WRITTEN PROBLEM ->
Print out every record exactly as it appears.

RECORDS SUPPLIED ->
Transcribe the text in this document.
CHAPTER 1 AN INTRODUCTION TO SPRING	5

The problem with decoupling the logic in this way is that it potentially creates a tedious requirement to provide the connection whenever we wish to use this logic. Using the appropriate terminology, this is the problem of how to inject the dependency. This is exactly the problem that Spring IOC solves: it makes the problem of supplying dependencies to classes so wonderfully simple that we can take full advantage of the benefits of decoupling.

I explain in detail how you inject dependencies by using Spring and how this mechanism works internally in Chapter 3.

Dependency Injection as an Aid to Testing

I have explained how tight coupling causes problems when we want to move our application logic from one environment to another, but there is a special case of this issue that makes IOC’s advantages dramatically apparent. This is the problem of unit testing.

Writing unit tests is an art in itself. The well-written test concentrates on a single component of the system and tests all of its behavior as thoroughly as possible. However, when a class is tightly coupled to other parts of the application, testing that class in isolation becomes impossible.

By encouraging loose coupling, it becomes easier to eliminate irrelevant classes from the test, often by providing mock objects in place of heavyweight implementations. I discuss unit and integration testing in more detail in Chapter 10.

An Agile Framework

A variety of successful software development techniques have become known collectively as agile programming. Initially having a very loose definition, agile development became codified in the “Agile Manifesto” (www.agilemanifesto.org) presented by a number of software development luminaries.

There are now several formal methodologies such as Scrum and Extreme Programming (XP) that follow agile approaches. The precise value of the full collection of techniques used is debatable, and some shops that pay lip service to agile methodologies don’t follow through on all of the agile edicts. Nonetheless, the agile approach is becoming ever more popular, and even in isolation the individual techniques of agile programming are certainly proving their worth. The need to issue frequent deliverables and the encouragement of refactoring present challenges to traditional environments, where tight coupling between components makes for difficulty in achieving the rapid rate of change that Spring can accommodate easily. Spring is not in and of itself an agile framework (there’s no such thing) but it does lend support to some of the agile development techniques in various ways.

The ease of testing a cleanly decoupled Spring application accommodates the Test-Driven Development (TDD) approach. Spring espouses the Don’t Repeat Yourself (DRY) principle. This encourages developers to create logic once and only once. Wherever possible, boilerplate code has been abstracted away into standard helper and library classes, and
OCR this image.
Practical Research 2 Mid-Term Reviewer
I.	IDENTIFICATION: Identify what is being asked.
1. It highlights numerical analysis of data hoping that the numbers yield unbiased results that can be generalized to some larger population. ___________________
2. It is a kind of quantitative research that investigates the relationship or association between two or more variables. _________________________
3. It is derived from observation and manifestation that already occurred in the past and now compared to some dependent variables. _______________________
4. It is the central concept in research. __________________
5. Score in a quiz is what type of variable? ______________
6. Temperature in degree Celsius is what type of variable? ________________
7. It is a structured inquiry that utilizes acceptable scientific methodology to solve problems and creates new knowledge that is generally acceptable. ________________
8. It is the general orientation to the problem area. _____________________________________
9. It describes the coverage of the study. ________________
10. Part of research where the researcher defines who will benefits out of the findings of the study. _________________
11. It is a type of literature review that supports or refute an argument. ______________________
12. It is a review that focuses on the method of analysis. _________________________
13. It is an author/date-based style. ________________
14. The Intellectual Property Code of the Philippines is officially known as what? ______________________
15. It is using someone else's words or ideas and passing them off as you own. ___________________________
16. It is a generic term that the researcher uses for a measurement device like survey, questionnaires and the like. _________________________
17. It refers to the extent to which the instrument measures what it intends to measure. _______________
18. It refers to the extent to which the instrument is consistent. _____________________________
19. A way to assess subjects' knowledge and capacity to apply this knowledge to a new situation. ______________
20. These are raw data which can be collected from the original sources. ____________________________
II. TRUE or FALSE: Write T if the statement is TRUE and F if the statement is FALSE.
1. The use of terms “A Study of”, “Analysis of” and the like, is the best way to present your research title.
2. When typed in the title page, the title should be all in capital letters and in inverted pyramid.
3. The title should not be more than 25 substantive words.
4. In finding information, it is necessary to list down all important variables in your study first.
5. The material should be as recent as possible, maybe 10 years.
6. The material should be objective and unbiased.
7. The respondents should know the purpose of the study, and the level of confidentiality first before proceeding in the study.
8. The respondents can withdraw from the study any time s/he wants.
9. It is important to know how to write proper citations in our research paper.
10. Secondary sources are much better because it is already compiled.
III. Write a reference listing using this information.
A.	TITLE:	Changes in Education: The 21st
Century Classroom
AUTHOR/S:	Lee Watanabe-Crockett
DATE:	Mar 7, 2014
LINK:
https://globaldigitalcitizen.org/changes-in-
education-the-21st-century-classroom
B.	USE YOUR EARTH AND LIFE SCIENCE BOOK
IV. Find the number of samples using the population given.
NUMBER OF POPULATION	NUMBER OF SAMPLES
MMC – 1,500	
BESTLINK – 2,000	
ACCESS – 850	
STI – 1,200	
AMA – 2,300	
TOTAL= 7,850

RESULT OF THIS TASK ->
Transcribe the text in this document.
CHAPTER 1 AN INTRODUCTION TO SPRING	5

The problem with decoupling the logic in this way is that it potentially creates a tedious requirement to provide the connection whenever we wish to use this logic. Using the appropriate terminology, this is the problem of how to inject the dependency. This is exactly the problem that Spring IOC solves: it makes the problem of supplying dependencies to classes so wonderfully simple that we can take full advantage of the benefits of decoupling.

I explain in detail how you inject dependencies by using Spring and how this mechanism works internally in Chapter 3.

Dependency Injection as an Aid to Testing

I have explained how tight coupling causes problems when we want to move our application logic from one environment to another, but there is a special case of this issue that makes IOC’s advantages dramatically apparent. This is the problem of unit testing.

Writing unit tests is an art in itself. The well-written test concentrates on a single component of the system and tests all of its behavior as thoroughly as possible. However, when a class is tightly coupled to other parts of the application, testing that class in isolation becomes impossible.

By encouraging loose coupling, it becomes easier to eliminate irrelevant classes from the test, often by providing mock objects in place of heavyweight implementations. I discuss unit and integration testing in more detail in Chapter 10.

An Agile Framework

A variety of successful software development techniques have become known collectively as agile programming. Initially having a very loose definition, agile development became codified in the “Agile Manifesto” (www.agilemanifesto.org) presented by a number of software development luminaries.

There are now several formal methodologies such as Scrum and Extreme Programming (XP) that follow agile approaches. The precise value of the full collection of techniques used is debatable, and some shops that pay lip service to agile methodologies don’t follow through on all of the agile edicts. Nonetheless, the agile approach is becoming ever more popular, and even in isolation the individual techniques of agile programming are certainly proving their worth. The need to issue frequent deliverables and the encouragement of refactoring present challenges to traditional environments, where tight coupling between components makes for difficulty in achieving the rapid rate of change that Spring can accommodate easily. Spring is not in and of itself an agile framework (there’s no such thing) but it does lend support to some of the agile development techniques in various ways.

The ease of testing a cleanly decoupled Spring application accommodates the Test-Driven Development (TDD) approach. Spring espouses the Don’t Repeat Yourself (DRY) principle. This encourages developers to create logic once and only once. Wherever possible, boilerplate code has been abstracted away into standard helper and library classes, and
OCR this image.
Practical Research 2 Mid-Term Reviewer
I.	IDENTIFICATION: Identify what is being asked.
1. It highlights numerical analysis of data hoping that the numbers yield unbiased results that can be generalized to some larger population. ___________________
2. It is a kind of quantitative research that investigates the relationship or association between two or more variables. _________________________
3. It is derived from observation and manifestation that already occurred in the past and now compared to some dependent variables. _______________________
4. It is the central concept in research. __________________
5. Score in a quiz is what type of variable? ______________
6. Temperature in degree Celsius is what type of variable? ________________
7. It is a structured inquiry that utilizes acceptable scientific methodology to solve problems and creates new knowledge that is generally acceptable. ________________
8. It is the general orientation to the problem area. _____________________________________
9. It describes the coverage of the study. ________________
10. Part of research where the researcher defines who will benefits out of the findings of the study. _________________
11. It is a type of literature review that supports or refute an argument. ______________________
12. It is a review that focuses on the method of analysis. _________________________
13. It is an author/date-based style. ________________
14. The Intellectual Property Code of the Philippines is officially known as what? ______________________
15. It is using someone else's words or ideas and passing them off as you own. ___________________________
16. It is a generic term that the researcher uses for a measurement device like survey, questionnaires and the like. _________________________
17. It refers to the extent to which the instrument measures what it intends to measure. _______________
18. It refers to the extent to which the instrument is consistent. _____________________________
19. A way to assess subjects' knowledge and capacity to apply this knowledge to a new situation. ______________
20. These are raw data which can be collected from the original sources. ____________________________
II. TRUE or FALSE: Write T if the statement is TRUE and F if the statement is FALSE.
1. The use of terms “A Study of”, “Analysis of” and the like, is the best way to present your research title.
2. When typed in the title page, the title should be all in capital letters and in inverted pyramid.
3. The title should not be more than 25 substantive words.
4. In finding information, it is necessary to list down all important variables in your study first.
5. The material should be as recent as possible, maybe 10 years.
6. The material should be objective and unbiased.
7. The respondents should know the purpose of the study, and the level of confidentiality first before proceeding in the study.
8. The respondents can withdraw from the study any time s/he wants.
9. It is important to know how to write proper citations in our research paper.
10. Secondary sources are much better because it is already compiled.
III. Write a reference listing using this information.
A.	TITLE:	Changes in Education: The 21st
Century Classroom
AUTHOR/S:	Lee Watanabe-Crockett
DATE:	Mar 7, 2014
LINK:
https://globaldigitalcitizen.org/changes-in-
education-the-21st-century-classroom
B.	USE YOUR EARTH AND LIFE SCIENCE BOOK
IV. Find the number of samples using the population given.
NUMBER OF POPULATION	NUMBER OF SAMPLES
MMC – 1,500	
BESTLINK – 2,000	
ACCESS – 850	
STI – 1,200	
AMA – 2,300	
TOTAL= 7,850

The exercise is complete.